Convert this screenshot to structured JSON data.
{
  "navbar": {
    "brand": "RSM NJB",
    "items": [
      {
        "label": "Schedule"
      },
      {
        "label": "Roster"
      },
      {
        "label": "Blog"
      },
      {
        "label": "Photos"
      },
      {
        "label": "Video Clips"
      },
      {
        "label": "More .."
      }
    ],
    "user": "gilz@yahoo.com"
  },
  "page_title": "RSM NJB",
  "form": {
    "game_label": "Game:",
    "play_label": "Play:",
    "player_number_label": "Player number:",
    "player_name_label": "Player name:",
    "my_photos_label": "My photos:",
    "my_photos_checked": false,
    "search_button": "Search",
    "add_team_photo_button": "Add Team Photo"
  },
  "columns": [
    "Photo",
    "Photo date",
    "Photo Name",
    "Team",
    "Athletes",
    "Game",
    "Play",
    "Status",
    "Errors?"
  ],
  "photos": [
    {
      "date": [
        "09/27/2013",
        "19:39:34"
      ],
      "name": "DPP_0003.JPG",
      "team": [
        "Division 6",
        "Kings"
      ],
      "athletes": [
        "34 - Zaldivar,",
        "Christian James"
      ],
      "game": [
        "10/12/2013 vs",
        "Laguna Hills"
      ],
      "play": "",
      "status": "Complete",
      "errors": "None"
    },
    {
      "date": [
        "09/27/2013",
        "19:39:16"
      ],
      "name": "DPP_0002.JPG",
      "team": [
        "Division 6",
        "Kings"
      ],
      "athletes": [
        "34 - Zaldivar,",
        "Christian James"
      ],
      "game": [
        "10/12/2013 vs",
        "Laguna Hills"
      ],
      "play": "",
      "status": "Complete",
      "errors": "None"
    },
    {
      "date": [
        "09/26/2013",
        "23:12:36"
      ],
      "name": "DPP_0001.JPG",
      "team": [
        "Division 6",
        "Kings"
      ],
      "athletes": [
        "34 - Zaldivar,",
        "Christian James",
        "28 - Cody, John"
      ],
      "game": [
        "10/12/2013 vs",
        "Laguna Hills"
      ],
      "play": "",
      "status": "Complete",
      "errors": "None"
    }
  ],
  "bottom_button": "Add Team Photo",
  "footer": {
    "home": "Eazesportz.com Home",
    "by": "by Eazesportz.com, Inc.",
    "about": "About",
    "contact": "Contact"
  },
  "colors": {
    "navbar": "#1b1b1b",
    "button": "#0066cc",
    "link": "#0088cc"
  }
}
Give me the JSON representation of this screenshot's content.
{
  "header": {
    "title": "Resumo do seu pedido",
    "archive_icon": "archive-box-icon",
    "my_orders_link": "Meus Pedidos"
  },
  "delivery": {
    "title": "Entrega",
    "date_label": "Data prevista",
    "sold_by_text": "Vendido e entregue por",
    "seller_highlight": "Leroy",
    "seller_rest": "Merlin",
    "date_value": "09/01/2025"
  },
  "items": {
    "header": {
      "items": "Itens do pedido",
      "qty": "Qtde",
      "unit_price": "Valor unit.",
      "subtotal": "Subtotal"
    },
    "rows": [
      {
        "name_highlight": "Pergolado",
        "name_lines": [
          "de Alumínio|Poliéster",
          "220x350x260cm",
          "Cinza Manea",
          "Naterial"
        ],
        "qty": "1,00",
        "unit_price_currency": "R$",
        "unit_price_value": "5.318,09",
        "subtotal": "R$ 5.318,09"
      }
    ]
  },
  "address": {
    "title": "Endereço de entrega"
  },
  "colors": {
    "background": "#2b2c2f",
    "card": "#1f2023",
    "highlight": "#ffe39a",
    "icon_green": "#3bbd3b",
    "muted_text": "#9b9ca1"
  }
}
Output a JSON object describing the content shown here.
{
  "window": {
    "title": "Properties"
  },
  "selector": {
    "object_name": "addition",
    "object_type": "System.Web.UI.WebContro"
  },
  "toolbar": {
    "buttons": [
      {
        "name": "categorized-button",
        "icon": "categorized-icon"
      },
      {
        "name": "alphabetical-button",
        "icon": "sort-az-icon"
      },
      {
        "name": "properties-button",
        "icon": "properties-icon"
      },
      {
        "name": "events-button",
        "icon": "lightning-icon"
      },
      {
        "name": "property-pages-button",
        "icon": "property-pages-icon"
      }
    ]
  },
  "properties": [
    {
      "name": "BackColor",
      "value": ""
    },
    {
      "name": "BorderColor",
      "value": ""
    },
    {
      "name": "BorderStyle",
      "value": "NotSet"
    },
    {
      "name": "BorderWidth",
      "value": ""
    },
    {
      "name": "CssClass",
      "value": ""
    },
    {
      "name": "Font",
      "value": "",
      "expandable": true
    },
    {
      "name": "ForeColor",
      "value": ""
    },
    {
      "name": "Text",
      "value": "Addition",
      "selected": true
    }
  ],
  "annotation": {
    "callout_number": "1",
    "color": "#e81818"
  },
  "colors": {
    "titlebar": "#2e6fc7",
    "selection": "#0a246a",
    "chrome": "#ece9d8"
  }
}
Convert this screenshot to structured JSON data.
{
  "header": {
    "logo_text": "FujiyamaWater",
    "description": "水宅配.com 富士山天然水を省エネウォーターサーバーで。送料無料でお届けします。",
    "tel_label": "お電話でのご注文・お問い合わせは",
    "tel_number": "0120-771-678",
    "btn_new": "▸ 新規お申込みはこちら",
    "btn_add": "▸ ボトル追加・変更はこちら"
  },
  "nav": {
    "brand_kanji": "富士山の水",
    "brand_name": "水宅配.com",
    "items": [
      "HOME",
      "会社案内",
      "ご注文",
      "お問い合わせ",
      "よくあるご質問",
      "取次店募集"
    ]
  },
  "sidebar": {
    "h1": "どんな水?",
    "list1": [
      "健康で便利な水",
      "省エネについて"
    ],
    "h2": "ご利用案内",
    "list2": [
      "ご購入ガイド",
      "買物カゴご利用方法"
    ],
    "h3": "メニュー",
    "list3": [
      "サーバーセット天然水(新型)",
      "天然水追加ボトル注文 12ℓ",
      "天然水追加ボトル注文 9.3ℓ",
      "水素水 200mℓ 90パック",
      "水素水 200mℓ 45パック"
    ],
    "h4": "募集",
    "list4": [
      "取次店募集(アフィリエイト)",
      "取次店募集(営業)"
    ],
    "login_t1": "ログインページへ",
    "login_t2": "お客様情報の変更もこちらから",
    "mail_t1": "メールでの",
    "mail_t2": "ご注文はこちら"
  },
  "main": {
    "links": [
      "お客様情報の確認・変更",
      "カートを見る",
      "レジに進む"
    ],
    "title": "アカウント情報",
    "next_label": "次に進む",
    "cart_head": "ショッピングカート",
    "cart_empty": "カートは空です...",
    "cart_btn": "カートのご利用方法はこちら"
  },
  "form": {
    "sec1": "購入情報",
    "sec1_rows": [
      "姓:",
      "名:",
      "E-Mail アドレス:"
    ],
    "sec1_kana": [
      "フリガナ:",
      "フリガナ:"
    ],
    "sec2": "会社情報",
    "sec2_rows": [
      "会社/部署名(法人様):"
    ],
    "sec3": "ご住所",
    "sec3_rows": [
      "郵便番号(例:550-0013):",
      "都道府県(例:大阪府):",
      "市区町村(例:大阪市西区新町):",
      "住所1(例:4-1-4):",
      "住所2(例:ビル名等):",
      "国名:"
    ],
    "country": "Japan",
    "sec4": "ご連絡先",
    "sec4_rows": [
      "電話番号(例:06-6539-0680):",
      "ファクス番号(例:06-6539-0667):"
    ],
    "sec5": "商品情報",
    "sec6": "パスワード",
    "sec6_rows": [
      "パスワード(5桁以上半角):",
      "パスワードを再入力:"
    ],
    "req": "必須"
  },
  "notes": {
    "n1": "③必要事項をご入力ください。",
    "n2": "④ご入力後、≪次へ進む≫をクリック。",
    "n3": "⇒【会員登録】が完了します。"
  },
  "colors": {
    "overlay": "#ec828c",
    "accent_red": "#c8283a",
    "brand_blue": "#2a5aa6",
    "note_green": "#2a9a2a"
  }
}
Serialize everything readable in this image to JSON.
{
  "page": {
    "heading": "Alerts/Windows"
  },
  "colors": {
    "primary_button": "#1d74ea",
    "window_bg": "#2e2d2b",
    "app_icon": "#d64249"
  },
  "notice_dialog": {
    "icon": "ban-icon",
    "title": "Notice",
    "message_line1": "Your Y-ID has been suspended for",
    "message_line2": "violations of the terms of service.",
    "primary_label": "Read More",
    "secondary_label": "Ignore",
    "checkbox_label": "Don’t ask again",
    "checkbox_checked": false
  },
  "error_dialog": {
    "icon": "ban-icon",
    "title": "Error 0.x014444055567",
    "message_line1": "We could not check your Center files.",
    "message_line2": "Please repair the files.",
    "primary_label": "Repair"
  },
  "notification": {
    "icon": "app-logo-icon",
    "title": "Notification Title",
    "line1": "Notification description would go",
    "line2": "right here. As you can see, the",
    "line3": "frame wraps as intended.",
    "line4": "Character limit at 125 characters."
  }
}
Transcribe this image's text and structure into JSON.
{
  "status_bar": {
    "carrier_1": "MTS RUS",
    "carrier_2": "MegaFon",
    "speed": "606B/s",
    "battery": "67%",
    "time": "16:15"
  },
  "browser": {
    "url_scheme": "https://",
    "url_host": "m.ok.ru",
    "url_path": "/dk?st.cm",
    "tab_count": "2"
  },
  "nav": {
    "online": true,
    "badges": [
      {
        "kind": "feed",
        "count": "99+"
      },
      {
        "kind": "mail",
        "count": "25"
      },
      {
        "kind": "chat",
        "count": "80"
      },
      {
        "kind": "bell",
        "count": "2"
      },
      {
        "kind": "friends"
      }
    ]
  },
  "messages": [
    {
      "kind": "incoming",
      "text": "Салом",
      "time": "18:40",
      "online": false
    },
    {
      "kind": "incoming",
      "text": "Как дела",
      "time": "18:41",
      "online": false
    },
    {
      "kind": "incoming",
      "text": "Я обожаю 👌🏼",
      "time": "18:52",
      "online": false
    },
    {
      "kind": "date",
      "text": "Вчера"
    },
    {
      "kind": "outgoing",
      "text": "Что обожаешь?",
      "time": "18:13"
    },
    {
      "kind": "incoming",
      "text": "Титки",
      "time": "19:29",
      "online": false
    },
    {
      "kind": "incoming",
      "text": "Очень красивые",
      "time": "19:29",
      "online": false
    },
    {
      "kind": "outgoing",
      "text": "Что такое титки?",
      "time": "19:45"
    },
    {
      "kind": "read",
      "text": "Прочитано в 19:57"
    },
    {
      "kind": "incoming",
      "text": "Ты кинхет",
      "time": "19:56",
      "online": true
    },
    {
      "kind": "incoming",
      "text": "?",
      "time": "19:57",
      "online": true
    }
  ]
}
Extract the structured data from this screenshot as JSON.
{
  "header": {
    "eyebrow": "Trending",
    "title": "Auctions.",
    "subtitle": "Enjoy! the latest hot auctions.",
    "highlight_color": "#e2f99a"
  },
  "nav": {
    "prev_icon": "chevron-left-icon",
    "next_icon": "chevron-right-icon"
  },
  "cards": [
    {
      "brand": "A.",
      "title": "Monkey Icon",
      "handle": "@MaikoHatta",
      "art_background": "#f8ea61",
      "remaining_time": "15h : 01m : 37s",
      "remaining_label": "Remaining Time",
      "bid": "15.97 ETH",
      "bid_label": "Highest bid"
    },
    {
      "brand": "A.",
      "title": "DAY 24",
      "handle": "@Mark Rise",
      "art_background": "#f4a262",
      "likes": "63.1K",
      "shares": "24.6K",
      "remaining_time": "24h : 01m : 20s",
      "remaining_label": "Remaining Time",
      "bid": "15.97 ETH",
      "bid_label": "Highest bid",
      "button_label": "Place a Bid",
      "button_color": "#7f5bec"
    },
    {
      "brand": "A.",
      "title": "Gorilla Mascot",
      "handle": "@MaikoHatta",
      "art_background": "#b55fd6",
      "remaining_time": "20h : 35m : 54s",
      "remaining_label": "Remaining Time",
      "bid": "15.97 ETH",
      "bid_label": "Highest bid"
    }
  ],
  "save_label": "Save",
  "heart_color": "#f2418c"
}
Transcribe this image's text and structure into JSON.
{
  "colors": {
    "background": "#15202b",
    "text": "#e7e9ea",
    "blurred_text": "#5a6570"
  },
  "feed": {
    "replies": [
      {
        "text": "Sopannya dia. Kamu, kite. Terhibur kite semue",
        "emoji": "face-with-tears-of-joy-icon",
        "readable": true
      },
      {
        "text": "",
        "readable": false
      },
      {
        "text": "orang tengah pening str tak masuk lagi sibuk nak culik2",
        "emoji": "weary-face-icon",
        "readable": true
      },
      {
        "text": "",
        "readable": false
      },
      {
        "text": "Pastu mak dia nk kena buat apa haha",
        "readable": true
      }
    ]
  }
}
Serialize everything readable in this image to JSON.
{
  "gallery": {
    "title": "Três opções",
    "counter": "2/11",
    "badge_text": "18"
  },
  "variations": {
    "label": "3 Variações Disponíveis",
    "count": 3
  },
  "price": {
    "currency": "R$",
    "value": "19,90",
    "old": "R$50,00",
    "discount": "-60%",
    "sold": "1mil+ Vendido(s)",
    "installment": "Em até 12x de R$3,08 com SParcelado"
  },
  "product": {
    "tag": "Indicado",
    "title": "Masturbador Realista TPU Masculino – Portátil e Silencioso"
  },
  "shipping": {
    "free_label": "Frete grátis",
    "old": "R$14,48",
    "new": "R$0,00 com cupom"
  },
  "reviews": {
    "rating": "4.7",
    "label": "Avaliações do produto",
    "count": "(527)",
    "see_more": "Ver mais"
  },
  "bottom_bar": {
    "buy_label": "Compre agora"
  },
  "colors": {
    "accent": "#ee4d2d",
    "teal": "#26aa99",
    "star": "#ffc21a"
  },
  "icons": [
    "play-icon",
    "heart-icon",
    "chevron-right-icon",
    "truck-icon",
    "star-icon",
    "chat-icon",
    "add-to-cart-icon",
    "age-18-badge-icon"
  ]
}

○ ○ ○ ○ ○ ○ ○

● **Your goal**
Determine how many lines above contain "face" as a word or string. Give the number alone.

● **Exercise output**
2